Stored data:
— START —
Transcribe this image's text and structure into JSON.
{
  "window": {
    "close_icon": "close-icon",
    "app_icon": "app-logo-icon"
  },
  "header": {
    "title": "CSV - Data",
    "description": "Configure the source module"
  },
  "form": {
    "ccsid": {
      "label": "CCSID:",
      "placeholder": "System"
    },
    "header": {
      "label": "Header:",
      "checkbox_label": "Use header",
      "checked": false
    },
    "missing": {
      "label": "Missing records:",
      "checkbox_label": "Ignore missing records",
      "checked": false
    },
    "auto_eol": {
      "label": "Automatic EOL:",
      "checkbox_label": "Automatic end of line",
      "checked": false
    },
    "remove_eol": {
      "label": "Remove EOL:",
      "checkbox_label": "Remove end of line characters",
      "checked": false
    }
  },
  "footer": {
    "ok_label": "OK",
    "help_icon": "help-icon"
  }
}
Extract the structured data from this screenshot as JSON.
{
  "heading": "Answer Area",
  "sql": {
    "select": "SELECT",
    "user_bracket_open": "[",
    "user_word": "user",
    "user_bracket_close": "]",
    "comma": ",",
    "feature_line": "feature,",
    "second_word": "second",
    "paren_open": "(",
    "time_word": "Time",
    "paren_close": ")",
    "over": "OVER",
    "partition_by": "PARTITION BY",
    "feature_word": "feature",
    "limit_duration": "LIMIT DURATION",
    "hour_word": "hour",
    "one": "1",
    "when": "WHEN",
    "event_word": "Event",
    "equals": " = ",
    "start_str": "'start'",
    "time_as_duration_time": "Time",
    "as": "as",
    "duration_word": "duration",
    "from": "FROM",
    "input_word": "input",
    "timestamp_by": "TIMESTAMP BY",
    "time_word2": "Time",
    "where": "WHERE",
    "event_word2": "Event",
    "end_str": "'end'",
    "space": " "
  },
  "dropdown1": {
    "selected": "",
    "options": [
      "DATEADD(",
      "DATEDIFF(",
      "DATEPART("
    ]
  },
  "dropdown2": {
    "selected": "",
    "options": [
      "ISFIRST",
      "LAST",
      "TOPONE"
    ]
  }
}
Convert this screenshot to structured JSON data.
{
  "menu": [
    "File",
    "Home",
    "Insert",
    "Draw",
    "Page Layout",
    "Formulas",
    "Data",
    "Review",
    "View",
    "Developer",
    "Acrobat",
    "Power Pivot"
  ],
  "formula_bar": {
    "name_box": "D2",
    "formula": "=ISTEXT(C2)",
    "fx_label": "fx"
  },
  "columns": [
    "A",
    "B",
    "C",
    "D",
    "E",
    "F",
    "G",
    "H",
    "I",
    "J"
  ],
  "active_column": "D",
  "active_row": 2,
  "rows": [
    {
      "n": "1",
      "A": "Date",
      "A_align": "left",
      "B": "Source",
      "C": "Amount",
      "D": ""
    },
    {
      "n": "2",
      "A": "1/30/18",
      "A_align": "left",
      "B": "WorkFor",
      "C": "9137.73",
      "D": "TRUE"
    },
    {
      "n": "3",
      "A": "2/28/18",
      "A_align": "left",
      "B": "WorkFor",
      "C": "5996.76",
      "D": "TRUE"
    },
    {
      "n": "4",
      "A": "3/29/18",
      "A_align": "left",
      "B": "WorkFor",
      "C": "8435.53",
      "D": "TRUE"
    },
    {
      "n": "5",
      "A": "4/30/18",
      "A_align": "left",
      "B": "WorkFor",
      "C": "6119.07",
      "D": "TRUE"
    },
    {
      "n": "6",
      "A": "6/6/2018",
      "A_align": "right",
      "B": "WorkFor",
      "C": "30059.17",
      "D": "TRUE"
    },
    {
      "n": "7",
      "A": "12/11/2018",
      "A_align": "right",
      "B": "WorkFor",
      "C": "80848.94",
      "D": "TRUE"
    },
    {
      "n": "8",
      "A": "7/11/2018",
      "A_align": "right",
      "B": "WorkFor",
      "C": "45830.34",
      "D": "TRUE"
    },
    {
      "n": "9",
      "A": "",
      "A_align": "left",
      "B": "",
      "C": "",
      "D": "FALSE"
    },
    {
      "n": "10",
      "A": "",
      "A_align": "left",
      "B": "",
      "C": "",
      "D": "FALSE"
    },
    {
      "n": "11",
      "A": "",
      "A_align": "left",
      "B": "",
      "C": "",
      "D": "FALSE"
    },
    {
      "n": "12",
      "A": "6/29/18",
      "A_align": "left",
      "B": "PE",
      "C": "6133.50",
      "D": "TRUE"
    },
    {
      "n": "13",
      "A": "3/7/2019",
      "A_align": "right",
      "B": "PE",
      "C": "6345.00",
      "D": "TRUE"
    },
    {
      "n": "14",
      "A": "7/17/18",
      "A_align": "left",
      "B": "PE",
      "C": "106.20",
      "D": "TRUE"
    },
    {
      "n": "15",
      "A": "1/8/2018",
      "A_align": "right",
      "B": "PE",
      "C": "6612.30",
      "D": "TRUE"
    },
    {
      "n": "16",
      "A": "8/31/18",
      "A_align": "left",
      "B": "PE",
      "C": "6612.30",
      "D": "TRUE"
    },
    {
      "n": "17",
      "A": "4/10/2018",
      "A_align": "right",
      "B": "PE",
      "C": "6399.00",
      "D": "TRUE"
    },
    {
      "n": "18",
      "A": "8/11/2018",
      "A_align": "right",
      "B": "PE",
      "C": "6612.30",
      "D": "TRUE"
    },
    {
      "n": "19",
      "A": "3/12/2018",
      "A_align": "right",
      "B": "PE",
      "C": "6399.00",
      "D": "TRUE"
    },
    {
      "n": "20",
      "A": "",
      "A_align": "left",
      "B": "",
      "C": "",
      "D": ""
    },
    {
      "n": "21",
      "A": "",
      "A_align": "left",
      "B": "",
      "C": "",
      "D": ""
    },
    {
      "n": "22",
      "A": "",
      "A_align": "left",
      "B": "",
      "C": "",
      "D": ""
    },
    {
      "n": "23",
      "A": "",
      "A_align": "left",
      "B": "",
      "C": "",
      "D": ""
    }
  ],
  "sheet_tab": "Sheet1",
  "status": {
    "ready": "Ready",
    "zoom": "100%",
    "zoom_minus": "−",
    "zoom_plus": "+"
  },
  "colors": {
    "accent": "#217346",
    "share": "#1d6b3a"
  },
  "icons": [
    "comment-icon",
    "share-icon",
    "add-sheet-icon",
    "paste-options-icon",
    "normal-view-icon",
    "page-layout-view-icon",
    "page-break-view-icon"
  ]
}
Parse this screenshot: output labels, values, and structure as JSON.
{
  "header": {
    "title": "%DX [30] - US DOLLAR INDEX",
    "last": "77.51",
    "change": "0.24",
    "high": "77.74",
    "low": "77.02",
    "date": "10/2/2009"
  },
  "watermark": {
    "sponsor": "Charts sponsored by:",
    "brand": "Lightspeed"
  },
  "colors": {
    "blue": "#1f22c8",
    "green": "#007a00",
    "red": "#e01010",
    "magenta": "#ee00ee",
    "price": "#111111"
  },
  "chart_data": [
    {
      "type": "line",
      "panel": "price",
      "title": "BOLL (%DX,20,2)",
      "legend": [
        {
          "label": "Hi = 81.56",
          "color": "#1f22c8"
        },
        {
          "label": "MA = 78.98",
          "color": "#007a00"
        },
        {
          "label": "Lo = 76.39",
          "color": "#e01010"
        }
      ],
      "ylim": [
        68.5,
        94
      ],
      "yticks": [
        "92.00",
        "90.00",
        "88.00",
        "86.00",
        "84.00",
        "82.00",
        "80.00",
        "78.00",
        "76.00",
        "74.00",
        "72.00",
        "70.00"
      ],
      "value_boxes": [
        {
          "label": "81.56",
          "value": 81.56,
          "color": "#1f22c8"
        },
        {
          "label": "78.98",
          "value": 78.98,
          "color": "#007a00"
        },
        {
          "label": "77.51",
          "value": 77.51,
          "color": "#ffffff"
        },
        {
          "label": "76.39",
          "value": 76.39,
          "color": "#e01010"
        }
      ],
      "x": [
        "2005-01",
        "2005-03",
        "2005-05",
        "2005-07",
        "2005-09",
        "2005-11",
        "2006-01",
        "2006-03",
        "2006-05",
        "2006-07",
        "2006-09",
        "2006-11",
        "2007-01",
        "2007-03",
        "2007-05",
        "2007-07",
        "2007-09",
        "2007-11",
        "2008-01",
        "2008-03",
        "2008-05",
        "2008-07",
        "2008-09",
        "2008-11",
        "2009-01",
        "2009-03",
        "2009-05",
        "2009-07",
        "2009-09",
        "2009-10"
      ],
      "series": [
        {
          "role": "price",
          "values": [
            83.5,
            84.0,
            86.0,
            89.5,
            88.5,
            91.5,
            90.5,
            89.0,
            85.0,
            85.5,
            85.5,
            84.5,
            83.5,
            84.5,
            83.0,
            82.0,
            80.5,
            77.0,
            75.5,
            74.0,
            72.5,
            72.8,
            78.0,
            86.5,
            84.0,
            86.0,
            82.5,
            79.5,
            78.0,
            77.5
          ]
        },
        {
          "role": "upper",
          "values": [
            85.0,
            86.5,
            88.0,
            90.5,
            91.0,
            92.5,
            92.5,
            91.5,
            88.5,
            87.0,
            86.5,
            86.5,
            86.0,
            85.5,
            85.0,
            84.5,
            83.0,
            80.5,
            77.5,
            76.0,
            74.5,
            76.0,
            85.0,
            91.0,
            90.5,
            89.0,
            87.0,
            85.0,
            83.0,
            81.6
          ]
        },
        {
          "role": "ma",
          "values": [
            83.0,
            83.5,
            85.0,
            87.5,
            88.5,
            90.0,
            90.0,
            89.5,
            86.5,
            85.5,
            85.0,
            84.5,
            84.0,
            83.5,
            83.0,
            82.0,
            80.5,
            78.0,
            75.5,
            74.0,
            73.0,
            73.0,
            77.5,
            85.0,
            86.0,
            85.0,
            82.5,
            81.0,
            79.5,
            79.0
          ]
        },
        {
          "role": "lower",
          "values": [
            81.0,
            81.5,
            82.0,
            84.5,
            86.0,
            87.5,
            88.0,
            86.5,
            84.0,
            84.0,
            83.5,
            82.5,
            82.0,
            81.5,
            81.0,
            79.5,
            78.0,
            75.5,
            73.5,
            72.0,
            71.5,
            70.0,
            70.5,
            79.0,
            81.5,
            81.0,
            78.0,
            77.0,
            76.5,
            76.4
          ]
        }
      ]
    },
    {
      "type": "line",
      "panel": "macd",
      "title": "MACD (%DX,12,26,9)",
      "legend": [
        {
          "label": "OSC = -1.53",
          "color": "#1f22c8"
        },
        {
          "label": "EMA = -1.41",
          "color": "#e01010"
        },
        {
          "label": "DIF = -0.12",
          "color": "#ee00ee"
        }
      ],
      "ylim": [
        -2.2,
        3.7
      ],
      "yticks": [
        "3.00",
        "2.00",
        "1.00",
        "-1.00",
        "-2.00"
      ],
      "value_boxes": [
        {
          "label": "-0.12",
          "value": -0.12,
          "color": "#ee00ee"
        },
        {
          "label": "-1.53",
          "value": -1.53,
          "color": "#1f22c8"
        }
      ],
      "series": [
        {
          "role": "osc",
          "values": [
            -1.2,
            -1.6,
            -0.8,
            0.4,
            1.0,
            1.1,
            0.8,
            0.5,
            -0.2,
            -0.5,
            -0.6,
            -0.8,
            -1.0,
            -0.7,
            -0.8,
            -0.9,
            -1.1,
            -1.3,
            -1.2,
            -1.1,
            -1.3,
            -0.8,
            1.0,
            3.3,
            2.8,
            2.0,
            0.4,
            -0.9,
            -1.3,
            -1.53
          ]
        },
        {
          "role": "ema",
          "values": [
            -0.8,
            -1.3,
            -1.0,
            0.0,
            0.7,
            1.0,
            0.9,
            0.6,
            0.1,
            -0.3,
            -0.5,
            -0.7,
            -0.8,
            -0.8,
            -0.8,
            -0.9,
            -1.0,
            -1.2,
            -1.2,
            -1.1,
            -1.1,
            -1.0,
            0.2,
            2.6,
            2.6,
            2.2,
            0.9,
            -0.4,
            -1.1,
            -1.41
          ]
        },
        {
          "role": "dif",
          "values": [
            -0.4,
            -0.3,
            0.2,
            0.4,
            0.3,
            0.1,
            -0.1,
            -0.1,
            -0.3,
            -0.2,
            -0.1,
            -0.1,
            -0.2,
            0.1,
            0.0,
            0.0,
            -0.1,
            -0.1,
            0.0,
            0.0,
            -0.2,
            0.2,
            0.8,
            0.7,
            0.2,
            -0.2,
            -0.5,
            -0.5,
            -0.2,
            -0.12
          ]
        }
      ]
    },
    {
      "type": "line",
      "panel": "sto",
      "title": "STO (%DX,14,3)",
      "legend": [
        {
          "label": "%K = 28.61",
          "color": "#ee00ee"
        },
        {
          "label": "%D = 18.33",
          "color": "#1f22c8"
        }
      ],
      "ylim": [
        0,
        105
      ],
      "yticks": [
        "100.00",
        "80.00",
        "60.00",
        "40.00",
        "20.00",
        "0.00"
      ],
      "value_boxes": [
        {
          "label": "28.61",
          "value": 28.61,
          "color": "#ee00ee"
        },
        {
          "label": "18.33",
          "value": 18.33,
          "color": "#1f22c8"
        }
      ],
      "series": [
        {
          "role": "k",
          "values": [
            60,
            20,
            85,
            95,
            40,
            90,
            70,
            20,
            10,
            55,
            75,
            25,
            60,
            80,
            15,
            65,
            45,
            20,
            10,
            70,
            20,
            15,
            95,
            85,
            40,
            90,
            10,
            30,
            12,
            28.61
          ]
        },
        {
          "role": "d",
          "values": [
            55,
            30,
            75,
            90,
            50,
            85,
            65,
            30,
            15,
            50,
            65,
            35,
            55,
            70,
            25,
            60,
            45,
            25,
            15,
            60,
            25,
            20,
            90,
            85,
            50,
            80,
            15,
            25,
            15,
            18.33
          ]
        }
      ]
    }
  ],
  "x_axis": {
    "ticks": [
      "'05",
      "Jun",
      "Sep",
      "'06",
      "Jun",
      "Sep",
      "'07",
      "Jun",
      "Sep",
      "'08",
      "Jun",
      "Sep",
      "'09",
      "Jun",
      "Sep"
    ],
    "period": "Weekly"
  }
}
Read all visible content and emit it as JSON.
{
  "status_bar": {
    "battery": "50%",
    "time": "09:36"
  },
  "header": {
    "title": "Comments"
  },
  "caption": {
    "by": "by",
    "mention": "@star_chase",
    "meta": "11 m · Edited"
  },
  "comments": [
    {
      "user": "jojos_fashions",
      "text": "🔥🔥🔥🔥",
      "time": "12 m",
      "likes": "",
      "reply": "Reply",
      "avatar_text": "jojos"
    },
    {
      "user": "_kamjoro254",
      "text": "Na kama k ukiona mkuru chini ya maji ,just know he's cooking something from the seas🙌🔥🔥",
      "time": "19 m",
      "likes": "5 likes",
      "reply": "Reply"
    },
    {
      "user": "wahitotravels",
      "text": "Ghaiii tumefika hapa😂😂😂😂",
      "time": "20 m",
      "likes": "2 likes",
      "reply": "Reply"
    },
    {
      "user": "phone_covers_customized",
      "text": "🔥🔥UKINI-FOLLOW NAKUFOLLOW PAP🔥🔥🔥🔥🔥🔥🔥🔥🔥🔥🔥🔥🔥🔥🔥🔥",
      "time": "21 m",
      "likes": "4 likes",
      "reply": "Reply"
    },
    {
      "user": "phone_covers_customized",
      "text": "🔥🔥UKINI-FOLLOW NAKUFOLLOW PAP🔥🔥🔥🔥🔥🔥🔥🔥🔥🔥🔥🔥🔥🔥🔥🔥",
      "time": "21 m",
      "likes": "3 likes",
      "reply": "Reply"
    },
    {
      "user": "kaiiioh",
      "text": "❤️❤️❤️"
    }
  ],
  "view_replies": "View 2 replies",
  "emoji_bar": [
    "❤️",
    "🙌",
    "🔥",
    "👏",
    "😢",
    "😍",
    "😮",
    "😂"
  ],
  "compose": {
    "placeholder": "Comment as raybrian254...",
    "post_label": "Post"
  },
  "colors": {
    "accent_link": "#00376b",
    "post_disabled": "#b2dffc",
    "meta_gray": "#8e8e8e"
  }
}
— END —
* _What is being asked_
Report the number of lines above that contain the word "Automatic", and only that number.

* _Task response_
2